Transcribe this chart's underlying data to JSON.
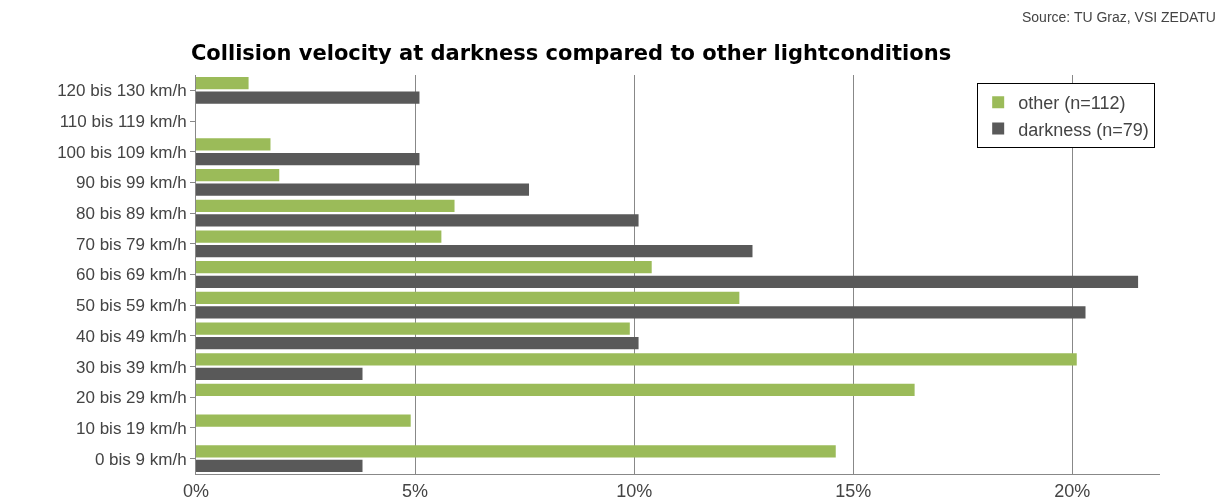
{
  "chart_data": {
    "type": "bar",
    "orientation": "horizontal",
    "title": "Collision velocity at darkness compared to other lightconditions",
    "annotations": [
      "Source: TU Graz, VSI ZEDATU"
    ],
    "categories": [
      "120 bis 130 km/h",
      "110 bis 119 km/h",
      "100 bis 109 km/h",
      "90 bis 99 km/h",
      "80 bis 89 km/h",
      "70 bis 79 km/h",
      "60 bis 69 km/h",
      "50 bis 59 km/h",
      "40 bis 49 km/h",
      "30 bis 39 km/h",
      "20 bis 29 km/h",
      "10 bis 19 km/h",
      "0 bis 9 km/h"
    ],
    "series": [
      {
        "name": "other (n=112)",
        "color": "#9bbb59",
        "values": [
          1.2,
          0,
          1.7,
          1.9,
          5.9,
          5.6,
          10.4,
          12.4,
          9.9,
          20.1,
          16.4,
          4.9,
          14.6
        ]
      },
      {
        "name": "darkness (n=79)",
        "color": "#595959",
        "values": [
          5.1,
          0,
          5.1,
          7.6,
          10.1,
          12.7,
          21.5,
          20.3,
          10.1,
          3.8,
          0,
          0,
          3.8
        ]
      }
    ],
    "xlim": [
      0,
      22
    ],
    "xticks": [
      {
        "value": 0,
        "label": "0%"
      },
      {
        "value": 5,
        "label": "5%"
      },
      {
        "value": 10,
        "label": "10%"
      },
      {
        "value": 15,
        "label": "15%"
      },
      {
        "value": 20,
        "label": "20%"
      }
    ],
    "grid": "x",
    "legend": "top right"
  }
}
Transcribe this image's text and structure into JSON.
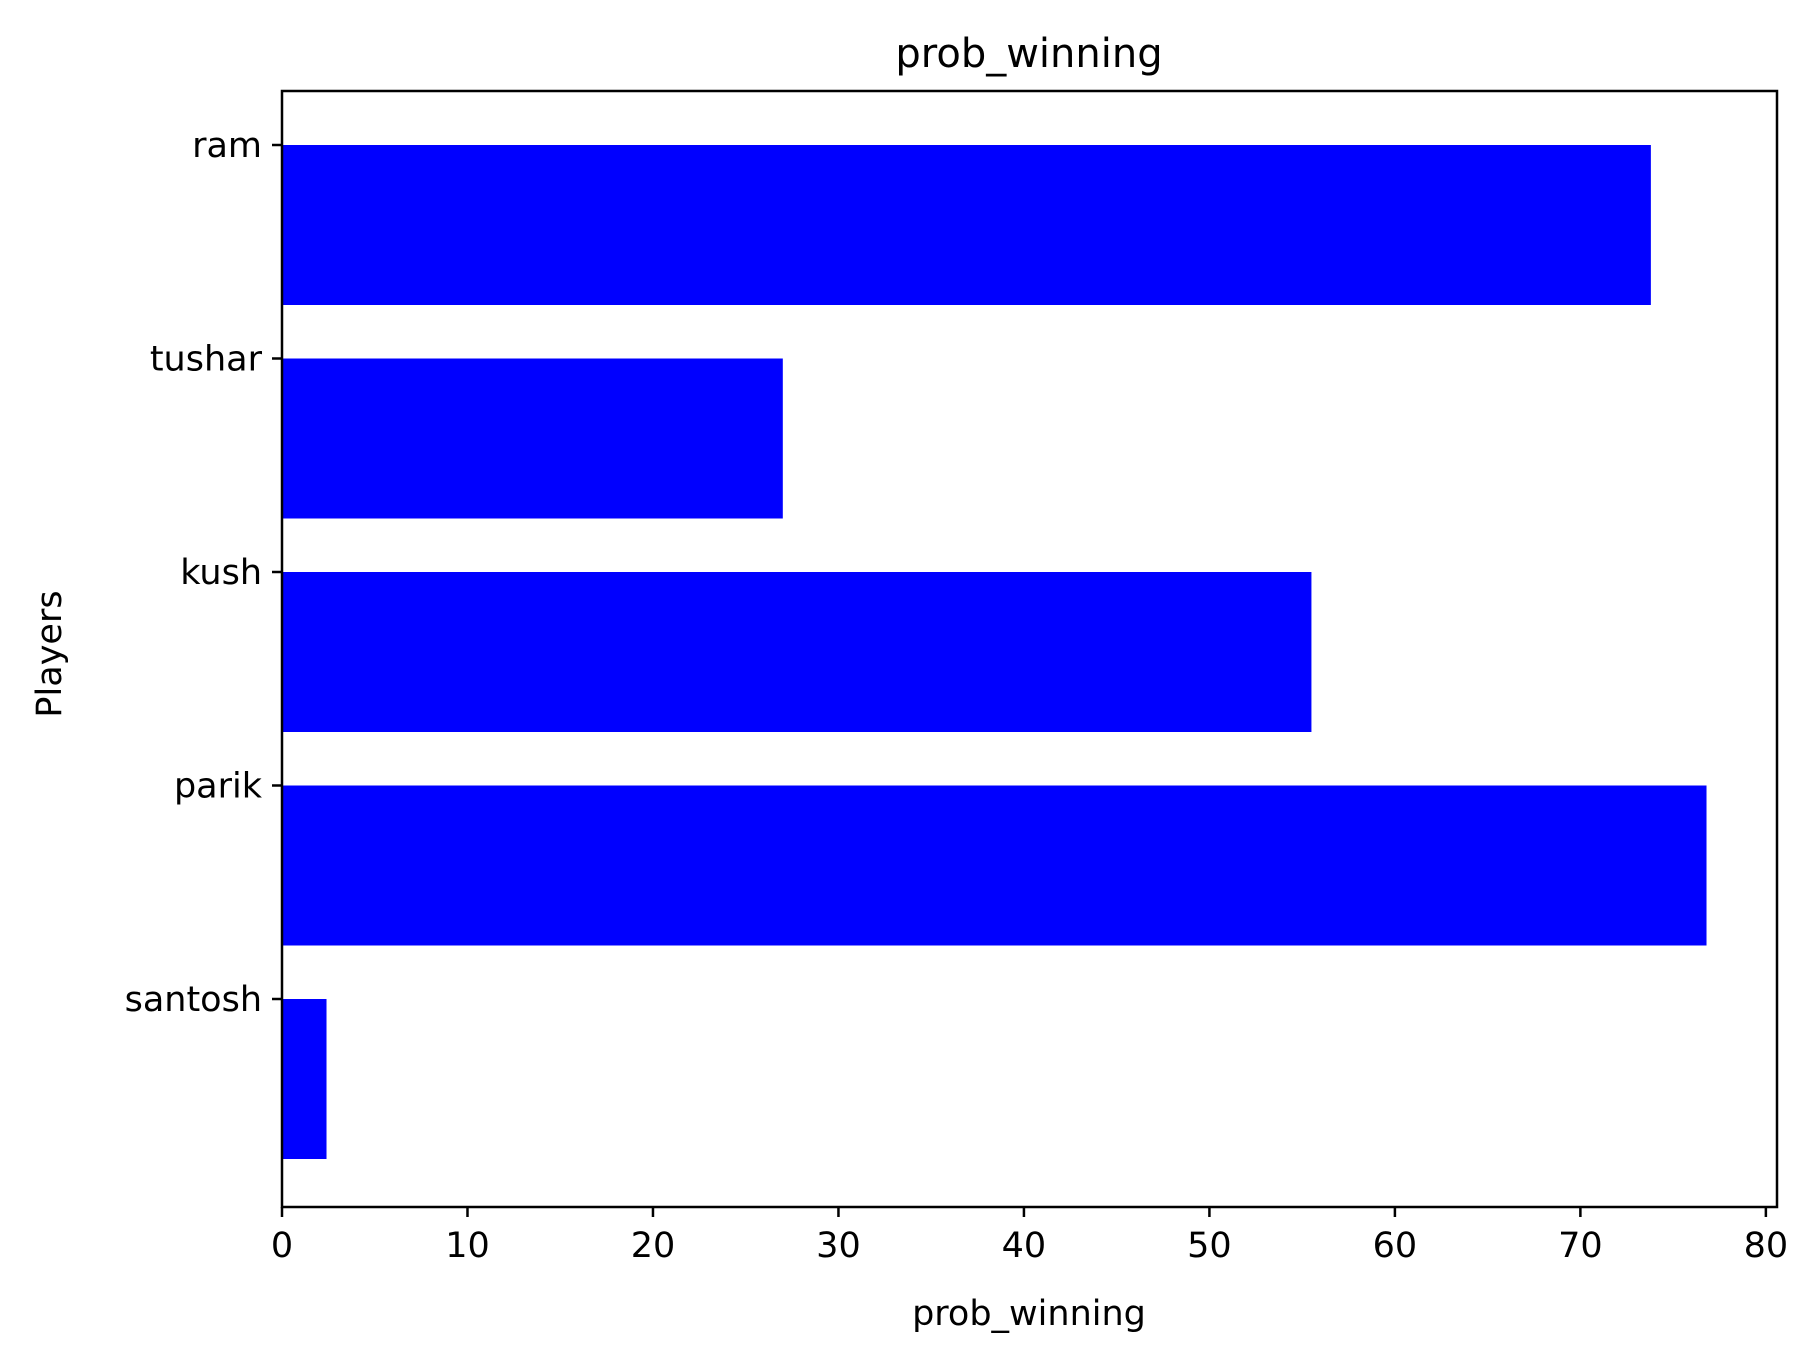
_____
Objective — All of the records above must be copied exactly, except for the pictures.

Problem solution —
Transcribe this chart's underlying data to JSON.
{
  "chart_data": {
    "type": "bar",
    "orientation": "horizontal",
    "title": "Collision velocity at darkness compared to other lightconditions",
    "annotations": [
      "Source: TU Graz, VSI ZEDATU"
    ],
    "categories": [
      "120 bis 130 km/h",
      "110 bis 119 km/h",
      "100 bis 109 km/h",
      "90 bis 99 km/h",
      "80 bis 89 km/h",
      "70 bis 79 km/h",
      "60 bis 69 km/h",
      "50 bis 59 km/h",
      "40 bis 49 km/h",
      "30 bis 39 km/h",
      "20 bis 29 km/h",
      "10 bis 19 km/h",
      "0 bis 9 km/h"
    ],
    "series": [
      {
        "name": "other (n=112)",
        "color": "#9bbb59",
        "values": [
          1.2,
          0,
          1.7,
          1.9,
          5.9,
          5.6,
          10.4,
          12.4,
          9.9,
          20.1,
          16.4,
          4.9,
          14.6
        ]
      },
      {
        "name": "darkness (n=79)",
        "color": "#595959",
        "values": [
          5.1,
          0,
          5.1,
          7.6,
          10.1,
          12.7,
          21.5,
          20.3,
          10.1,
          3.8,
          0,
          0,
          3.8
        ]
      }
    ],
    "xlim": [
      0,
      22
    ],
    "xticks": [
      {
        "value": 0,
        "label": "0%"
      },
      {
        "value": 5,
        "label": "5%"
      },
      {
        "value": 10,
        "label": "10%"
      },
      {
        "value": 15,
        "label": "15%"
      },
      {
        "value": 20,
        "label": "20%"
      }
    ],
    "grid": "x",
    "legend": "top right"
  }
}
Transcribe this image's text and structure into JSON.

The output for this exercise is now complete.